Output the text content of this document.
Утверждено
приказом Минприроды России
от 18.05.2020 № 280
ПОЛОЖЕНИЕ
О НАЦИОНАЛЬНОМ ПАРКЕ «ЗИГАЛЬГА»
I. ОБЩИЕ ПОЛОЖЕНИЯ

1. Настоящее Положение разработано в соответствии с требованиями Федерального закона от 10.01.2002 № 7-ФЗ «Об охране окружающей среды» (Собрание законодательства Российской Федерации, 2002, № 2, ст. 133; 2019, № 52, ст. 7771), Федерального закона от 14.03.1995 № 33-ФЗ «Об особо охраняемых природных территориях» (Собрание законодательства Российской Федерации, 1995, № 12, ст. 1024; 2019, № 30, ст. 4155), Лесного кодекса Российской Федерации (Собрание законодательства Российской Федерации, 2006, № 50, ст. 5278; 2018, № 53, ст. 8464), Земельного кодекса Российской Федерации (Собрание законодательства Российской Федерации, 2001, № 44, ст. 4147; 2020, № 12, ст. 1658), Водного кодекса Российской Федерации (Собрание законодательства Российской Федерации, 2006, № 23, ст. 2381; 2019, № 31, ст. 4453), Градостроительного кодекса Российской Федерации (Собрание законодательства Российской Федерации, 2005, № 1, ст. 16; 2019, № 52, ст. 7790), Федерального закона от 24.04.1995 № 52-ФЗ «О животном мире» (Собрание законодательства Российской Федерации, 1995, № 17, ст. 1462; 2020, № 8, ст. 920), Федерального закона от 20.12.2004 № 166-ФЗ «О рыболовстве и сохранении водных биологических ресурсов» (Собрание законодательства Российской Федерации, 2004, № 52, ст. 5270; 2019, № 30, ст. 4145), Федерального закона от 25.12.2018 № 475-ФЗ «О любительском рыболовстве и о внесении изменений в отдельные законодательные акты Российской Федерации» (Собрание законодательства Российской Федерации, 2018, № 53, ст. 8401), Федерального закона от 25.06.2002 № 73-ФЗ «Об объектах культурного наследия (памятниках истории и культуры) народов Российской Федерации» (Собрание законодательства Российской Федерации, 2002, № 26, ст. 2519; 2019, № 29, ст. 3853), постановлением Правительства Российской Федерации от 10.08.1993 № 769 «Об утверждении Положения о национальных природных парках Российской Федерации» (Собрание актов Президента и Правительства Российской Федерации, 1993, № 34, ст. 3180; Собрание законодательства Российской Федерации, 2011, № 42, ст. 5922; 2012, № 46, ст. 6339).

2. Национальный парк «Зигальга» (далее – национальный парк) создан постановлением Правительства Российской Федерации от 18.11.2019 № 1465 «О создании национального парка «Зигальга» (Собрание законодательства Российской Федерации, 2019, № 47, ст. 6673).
_____
**Written request**
Every entry must be output again, exactly as written above.

**Exercise result**
Output the text content of this document.
Утверждено
приказом Минприроды России
от 18.05.2020 № 280
ПОЛОЖЕНИЕ
О НАЦИОНАЛЬНОМ ПАРКЕ «ЗИГАЛЬГА»
I. ОБЩИЕ ПОЛОЖЕНИЯ

1. Настоящее Положение разработано в соответствии с требованиями Федерального закона от 10.01.2002 № 7-ФЗ «Об охране окружающей среды» (Собрание законодательства Российской Федерации, 2002, № 2, ст. 133; 2019, № 52, ст. 7771), Федерального закона от 14.03.1995 № 33-ФЗ «Об особо охраняемых природных территориях» (Собрание законодательства Российской Федерации, 1995, № 12, ст. 1024; 2019, № 30, ст. 4155), Лесного кодекса Российской Федерации (Собрание законодательства Российской Федерации, 2006, № 50, ст. 5278; 2018, № 53, ст. 8464), Земельного кодекса Российской Федерации (Собрание законодательства Российской Федерации, 2001, № 44, ст. 4147; 2020, № 12, ст. 1658), Водного кодекса Российской Федерации (Собрание законодательства Российской Федерации, 2006, № 23, ст. 2381; 2019, № 31, ст. 4453), Градостроительного кодекса Российской Федерации (Собрание законодательства Российской Федерации, 2005, № 1, ст. 16; 2019, № 52, ст. 7790), Федерального закона от 24.04.1995 № 52-ФЗ «О животном мире» (Собрание законодательства Российской Федерации, 1995, № 17, ст. 1462; 2020, № 8, ст. 920), Федерального закона от 20.12.2004 № 166-ФЗ «О рыболовстве и сохранении водных биологических ресурсов» (Собрание законодательства Российской Федерации, 2004, № 52, ст. 5270; 2019, № 30, ст. 4145), Федерального закона от 25.12.2018 № 475-ФЗ «О любительском рыболовстве и о внесении изменений в отдельные законодательные акты Российской Федерации» (Собрание законодательства Российской Федерации, 2018, № 53, ст. 8401), Федерального закона от 25.06.2002 № 73-ФЗ «Об объектах культурного наследия (памятниках истории и культуры) народов Российской Федерации» (Собрание законодательства Российской Федерации, 2002, № 26, ст. 2519; 2019, № 29, ст. 3853), постановлением Правительства Российской Федерации от 10.08.1993 № 769 «Об утверждении Положения о национальных природных парках Российской Федерации» (Собрание актов Президента и Правительства Российской Федерации, 1993, № 34, ст. 3180; Собрание законодательства Российской Федерации, 2011, № 42, ст. 5922; 2012, № 46, ст. 6339).

2. Национальный парк «Зигальга» (далее – национальный парк) создан постановлением Правительства Российской Федерации от 18.11.2019 № 1465 «О создании национального парка «Зигальга» (Собрание законодательства Российской Федерации, 2019, № 47, ст. 6673).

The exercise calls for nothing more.